Exercise description:
All the data should be repeated exactly. Any image in it is left out.

Provided data:
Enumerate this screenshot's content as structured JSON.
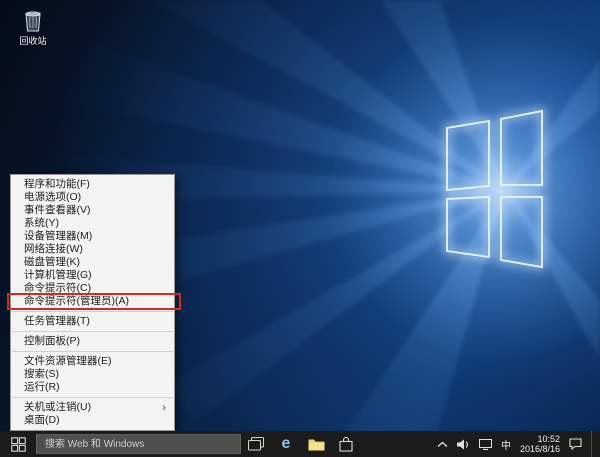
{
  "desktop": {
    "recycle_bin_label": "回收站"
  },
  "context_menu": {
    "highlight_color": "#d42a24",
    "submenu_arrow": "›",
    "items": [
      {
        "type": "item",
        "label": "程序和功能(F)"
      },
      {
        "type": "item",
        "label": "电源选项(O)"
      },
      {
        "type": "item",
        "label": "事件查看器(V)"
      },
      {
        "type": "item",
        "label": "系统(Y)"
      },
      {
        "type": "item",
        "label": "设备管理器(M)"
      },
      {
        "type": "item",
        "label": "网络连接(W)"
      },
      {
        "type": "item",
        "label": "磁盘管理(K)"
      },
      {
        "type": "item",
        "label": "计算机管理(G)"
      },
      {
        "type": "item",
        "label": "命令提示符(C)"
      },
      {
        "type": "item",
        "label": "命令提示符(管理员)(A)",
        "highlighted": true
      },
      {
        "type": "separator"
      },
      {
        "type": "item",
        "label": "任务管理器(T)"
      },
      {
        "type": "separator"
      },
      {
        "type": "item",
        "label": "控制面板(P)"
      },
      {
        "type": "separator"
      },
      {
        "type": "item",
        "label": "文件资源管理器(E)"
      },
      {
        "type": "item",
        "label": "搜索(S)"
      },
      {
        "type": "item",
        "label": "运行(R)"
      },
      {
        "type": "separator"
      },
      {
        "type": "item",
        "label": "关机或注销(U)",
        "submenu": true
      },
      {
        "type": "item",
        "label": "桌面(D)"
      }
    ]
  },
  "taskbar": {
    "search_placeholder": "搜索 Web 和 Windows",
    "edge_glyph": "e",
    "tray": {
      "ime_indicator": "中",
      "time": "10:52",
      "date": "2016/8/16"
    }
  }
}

Answer for this exercise:
Enumerate this screenshot's content as structured JSON.
{
  "desktop": {
    "recycle_bin_label": "回收站"
  },
  "context_menu": {
    "highlight_color": "#d42a24",
    "submenu_arrow": "›",
    "items": [
      {
        "type": "item",
        "label": "程序和功能(F)"
      },
      {
        "type": "item",
        "label": "电源选项(O)"
      },
      {
        "type": "item",
        "label": "事件查看器(V)"
      },
      {
        "type": "item",
        "label": "系统(Y)"
      },
      {
        "type": "item",
        "label": "设备管理器(M)"
      },
      {
        "type": "item",
        "label": "网络连接(W)"
      },
      {
        "type": "item",
        "label": "磁盘管理(K)"
      },
      {
        "type": "item",
        "label": "计算机管理(G)"
      },
      {
        "type": "item",
        "label": "命令提示符(C)"
      },
      {
        "type": "item",
        "label": "命令提示符(管理员)(A)",
        "highlighted": true
      },
      {
        "type": "separator"
      },
      {
        "type": "item",
        "label": "任务管理器(T)"
      },
      {
        "type": "separator"
      },
      {
        "type": "item",
        "label": "控制面板(P)"
      },
      {
        "type": "separator"
      },
      {
        "type": "item",
        "label": "文件资源管理器(E)"
      },
      {
        "type": "item",
        "label": "搜索(S)"
      },
      {
        "type": "item",
        "label": "运行(R)"
      },
      {
        "type": "separator"
      },
      {
        "type": "item",
        "label": "关机或注销(U)",
        "submenu": true
      },
      {
        "type": "item",
        "label": "桌面(D)"
      }
    ]
  },
  "taskbar": {
    "search_placeholder": "搜索 Web 和 Windows",
    "edge_glyph": "e",
    "tray": {
      "ime_indicator": "中",
      "time": "10:52",
      "date": "2016/8/16"
    }
  }
}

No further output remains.